Return all entries precisely as they stand, without the images.

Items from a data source
* Start *

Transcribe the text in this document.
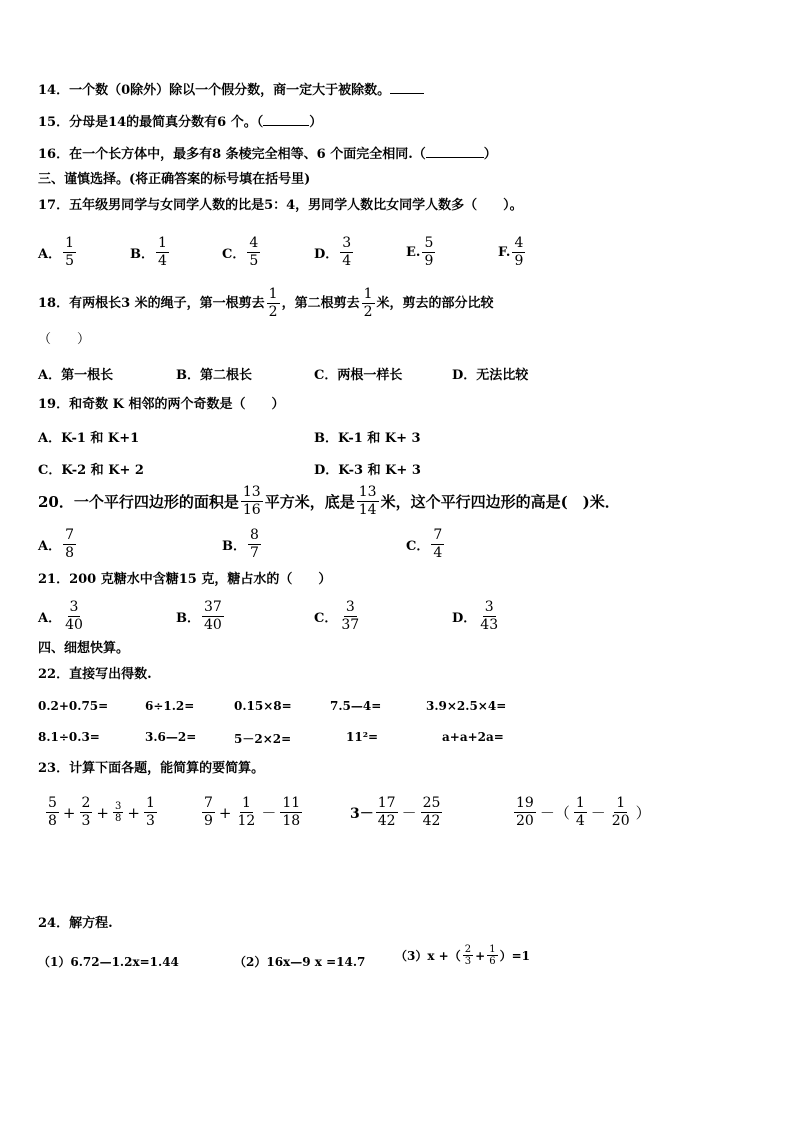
14．一个数（0除外）除以一个假分数，商一定大于被除数。
15．分母是14的最简真分数有6 个。（	）
16．在一个长方体中，最多有8 条棱完全相等、6 个面完全相同.（	）
三、谨慎选择。(将正确答案的标号填在括号里)
17．五年级男同学与女同学人数的比是5：4，男同学人数比女同学人数多（　　）。
A． $\frac{1}{5}$	B． $\frac{1}{4}$	C． $\frac{4}{5}$	D． $\frac{3}{4}$	E. $\frac{5}{9}$	F. $\frac{4}{9}$
18．有两根长3 米的绳子，第一根剪去 $\frac{1}{2}$ ，第二根剪去 $\frac{1}{2}$ 米，剪去的部分比较
（　　）
A．第一根长	B．第二根长	C．两根一样长	D．无法比较
19．和奇数 K 相邻的两个奇数是（　　）
A．K-1 和 K+1	B．K-1 和 K+ 3
C．K-2 和 K+ 2	D．K-3 和 K+ 3
20．一个平行四边形的面积是 $\frac{13}{16}$ 平方米，底是 $\frac{13}{14}$ 米，这个平行四边形的高是(　)米．
A． $\frac{7}{8}$	B． $\frac{8}{7}$	C． $\frac{7}{4}$
21．200 克糖水中含糖15 克，糖占水的（　　）
A． $\frac{3}{40}$	B． $\frac{37}{40}$	C． $\frac{3}{37}$	D． $\frac{3}{43}$
四、细想快算。
22．直接写出得数.
0.2+0.75=	6÷1.2=	0.15×8=	7.5—4=	3.9×2.5×4=
8.1÷0.3=	3.6—2=	5－2×2=	11²=	a+a+2a=
23．计算下面各题，能简算的要简算。
$\frac{5}{8} + \frac{2}{3} + \frac{3}{8} + \frac{1}{3}$	$\frac{7}{9} + \frac{1}{12} - \frac{11}{18}$	$3- \frac{17}{42} - \frac{25}{42}$	$\frac{19}{20}$ －（ $\frac{1}{4} - \frac{1}{20}$ ）
24．解方程.
（1）6.72—1.2x=1.44	（2）16x—9 x =14.7 （3）x +（ $\frac{2}{3} + \frac{1}{6} )=1$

* End *

**Right answer:**
Transcribe the text in this document.
14．一个数（0除外）除以一个假分数，商一定大于被除数。
15．分母是14的最简真分数有6 个。（	）
16．在一个长方体中，最多有8 条棱完全相等、6 个面完全相同.（	）
三、谨慎选择。(将正确答案的标号填在括号里)
17．五年级男同学与女同学人数的比是5：4，男同学人数比女同学人数多（　　）。
A． $\frac{1}{5}$	B． $\frac{1}{4}$	C． $\frac{4}{5}$	D． $\frac{3}{4}$	E. $\frac{5}{9}$	F. $\frac{4}{9}$
18．有两根长3 米的绳子，第一根剪去 $\frac{1}{2}$ ，第二根剪去 $\frac{1}{2}$ 米，剪去的部分比较
（　　）
A．第一根长	B．第二根长	C．两根一样长	D．无法比较
19．和奇数 K 相邻的两个奇数是（　　）
A．K-1 和 K+1	B．K-1 和 K+ 3
C．K-2 和 K+ 2	D．K-3 和 K+ 3
20．一个平行四边形的面积是 $\frac{13}{16}$ 平方米，底是 $\frac{13}{14}$ 米，这个平行四边形的高是(　)米．
A． $\frac{7}{8}$	B． $\frac{8}{7}$	C． $\frac{7}{4}$
21．200 克糖水中含糖15 克，糖占水的（　　）
A． $\frac{3}{40}$	B． $\frac{37}{40}$	C． $\frac{3}{37}$	D． $\frac{3}{43}$
四、细想快算。
22．直接写出得数.
0.2+0.75=	6÷1.2=	0.15×8=	7.5—4=	3.9×2.5×4=
8.1÷0.3=	3.6—2=	5－2×2=	11²=	a+a+2a=
23．计算下面各题，能简算的要简算。
$\frac{5}{8} + \frac{2}{3} + \frac{3}{8} + \frac{1}{3}$	$\frac{7}{9} + \frac{1}{12} - \frac{11}{18}$	$3- \frac{17}{42} - \frac{25}{42}$	$\frac{19}{20}$ －（ $\frac{1}{4} - \frac{1}{20}$ ）
24．解方程.
（1）6.72—1.2x=1.44	（2）16x—9 x =14.7 （3）x +（ $\frac{2}{3} + \frac{1}{6} )=1$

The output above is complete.